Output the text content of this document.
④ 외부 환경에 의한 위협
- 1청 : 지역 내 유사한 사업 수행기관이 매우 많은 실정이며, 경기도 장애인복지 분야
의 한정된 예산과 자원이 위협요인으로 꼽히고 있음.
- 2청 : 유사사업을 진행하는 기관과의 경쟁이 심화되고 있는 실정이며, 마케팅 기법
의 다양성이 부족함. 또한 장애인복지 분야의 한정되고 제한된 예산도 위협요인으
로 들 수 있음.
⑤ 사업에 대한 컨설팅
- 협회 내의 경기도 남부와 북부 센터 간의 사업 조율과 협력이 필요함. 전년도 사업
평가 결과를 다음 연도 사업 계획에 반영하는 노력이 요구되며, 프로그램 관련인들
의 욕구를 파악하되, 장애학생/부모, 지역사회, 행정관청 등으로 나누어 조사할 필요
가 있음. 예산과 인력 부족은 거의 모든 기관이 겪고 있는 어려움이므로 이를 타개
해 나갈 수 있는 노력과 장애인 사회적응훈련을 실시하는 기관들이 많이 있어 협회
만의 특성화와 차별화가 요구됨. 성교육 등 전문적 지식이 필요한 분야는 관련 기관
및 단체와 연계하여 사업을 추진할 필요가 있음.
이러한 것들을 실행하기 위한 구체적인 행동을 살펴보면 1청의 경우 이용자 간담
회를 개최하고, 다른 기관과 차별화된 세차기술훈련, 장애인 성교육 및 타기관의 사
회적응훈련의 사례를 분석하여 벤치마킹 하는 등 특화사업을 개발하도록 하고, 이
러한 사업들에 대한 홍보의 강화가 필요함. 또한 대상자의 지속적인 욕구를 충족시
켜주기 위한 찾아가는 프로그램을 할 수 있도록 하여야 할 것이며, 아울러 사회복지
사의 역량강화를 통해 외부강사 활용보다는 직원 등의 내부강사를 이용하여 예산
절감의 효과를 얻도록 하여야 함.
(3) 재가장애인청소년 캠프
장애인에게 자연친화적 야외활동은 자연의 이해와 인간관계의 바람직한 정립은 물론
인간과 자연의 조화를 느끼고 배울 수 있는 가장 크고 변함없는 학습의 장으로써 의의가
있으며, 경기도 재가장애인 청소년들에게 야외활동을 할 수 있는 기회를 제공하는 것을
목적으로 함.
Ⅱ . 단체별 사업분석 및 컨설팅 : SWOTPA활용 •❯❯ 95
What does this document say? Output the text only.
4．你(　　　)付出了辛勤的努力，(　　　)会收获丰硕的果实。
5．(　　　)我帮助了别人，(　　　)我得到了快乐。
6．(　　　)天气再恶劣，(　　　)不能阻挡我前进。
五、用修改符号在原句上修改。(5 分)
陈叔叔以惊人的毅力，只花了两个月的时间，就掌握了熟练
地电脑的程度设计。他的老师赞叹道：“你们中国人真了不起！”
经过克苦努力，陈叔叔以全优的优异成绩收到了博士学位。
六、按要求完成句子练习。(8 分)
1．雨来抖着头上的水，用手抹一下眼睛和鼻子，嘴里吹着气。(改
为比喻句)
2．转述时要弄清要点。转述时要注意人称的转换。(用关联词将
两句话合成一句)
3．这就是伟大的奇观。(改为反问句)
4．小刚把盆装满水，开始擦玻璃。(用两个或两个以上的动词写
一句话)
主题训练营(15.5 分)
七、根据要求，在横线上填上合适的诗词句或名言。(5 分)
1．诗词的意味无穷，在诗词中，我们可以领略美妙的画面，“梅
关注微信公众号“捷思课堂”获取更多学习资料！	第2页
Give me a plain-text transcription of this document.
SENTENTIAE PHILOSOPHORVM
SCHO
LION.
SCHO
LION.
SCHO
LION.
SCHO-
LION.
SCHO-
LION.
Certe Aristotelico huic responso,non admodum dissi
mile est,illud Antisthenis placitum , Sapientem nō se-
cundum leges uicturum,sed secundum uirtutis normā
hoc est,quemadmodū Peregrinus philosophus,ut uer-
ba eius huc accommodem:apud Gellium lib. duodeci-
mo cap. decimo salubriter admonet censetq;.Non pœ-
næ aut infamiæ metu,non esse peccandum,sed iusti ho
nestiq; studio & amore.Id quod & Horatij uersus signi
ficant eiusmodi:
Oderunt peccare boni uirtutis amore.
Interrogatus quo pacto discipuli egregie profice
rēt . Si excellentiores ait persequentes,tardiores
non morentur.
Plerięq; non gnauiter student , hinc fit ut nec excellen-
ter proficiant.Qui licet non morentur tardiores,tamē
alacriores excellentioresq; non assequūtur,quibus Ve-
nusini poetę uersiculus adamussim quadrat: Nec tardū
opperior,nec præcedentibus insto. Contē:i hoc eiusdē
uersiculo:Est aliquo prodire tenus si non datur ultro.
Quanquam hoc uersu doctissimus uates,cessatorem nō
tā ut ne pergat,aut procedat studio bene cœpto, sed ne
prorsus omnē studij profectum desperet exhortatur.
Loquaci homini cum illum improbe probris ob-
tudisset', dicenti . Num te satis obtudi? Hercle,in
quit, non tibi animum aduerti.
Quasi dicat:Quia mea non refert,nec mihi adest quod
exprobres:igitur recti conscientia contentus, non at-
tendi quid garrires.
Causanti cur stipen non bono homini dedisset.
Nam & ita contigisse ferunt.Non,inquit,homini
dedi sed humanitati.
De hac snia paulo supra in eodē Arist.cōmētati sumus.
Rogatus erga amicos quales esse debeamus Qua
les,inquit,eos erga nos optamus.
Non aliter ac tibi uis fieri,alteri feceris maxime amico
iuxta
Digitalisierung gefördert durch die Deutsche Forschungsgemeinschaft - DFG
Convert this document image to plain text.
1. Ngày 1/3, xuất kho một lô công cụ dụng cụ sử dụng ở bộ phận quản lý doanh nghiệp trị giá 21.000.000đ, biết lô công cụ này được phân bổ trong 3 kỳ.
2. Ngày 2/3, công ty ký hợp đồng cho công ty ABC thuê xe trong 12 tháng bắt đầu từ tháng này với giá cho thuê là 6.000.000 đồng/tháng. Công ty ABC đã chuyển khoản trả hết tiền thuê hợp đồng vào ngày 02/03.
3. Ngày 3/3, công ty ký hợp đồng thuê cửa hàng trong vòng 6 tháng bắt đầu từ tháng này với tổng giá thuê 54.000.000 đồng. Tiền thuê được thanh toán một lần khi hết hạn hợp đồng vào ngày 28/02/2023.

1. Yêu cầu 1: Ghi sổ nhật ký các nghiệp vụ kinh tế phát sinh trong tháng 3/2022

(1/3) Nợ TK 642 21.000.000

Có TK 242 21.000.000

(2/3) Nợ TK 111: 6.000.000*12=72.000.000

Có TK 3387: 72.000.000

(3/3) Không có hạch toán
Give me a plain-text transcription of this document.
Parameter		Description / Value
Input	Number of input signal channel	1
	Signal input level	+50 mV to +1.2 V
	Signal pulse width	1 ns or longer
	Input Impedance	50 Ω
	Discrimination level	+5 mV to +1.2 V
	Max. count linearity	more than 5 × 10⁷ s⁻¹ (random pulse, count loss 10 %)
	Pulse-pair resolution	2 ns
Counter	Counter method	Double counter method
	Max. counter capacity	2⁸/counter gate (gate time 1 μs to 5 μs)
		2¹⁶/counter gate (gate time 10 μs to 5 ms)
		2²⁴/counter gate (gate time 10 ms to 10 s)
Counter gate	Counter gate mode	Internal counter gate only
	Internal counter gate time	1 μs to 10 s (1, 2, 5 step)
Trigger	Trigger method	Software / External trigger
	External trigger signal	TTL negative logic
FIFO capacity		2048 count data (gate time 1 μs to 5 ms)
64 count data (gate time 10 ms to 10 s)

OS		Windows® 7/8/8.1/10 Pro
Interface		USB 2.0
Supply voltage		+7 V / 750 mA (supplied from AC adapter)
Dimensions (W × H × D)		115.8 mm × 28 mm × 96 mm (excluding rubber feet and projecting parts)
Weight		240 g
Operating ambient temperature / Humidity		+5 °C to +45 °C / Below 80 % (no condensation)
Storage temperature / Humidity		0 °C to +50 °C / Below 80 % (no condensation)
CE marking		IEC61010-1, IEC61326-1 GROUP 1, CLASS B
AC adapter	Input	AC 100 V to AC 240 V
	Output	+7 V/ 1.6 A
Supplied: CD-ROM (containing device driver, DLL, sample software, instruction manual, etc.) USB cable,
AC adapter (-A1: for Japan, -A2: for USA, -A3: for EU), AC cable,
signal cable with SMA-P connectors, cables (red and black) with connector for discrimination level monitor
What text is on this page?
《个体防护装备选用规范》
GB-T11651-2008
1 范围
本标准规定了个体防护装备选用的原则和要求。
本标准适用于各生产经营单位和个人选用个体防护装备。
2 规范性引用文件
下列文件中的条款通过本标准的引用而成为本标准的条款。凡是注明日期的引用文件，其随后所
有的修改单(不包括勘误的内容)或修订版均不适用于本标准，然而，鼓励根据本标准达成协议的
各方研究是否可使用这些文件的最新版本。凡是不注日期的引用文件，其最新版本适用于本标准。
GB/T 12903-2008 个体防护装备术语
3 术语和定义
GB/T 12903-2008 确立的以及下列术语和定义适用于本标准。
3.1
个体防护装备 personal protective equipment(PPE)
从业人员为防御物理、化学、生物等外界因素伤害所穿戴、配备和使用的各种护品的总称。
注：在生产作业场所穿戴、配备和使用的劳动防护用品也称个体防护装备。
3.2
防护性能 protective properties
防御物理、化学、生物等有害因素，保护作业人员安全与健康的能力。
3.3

•••••

Print nothing but the lines from the line with "What text is on this page?" to the last line of the records above. Both of those lines count.

● ANSWER TO THIS EXERCISE:
What text is on this page?
《个体防护装备选用规范》
GB-T11651-2008
1 范围
本标准规定了个体防护装备选用的原则和要求。
本标准适用于各生产经营单位和个人选用个体防护装备。
2 规范性引用文件
下列文件中的条款通过本标准的引用而成为本标准的条款。凡是注明日期的引用文件，其随后所
有的修改单(不包括勘误的内容)或修订版均不适用于本标准，然而，鼓励根据本标准达成协议的
各方研究是否可使用这些文件的最新版本。凡是不注日期的引用文件，其最新版本适用于本标准。
GB/T 12903-2008 个体防护装备术语
3 术语和定义
GB/T 12903-2008 确立的以及下列术语和定义适用于本标准。
3.1
个体防护装备 personal protective equipment(PPE)
从业人员为防御物理、化学、生物等外界因素伤害所穿戴、配备和使用的各种护品的总称。
注：在生产作业场所穿戴、配备和使用的劳动防护用品也称个体防护装备。
3.2
防护性能 protective properties
防御物理、化学、生物等有害因素，保护作业人员安全与健康的能力。
3.3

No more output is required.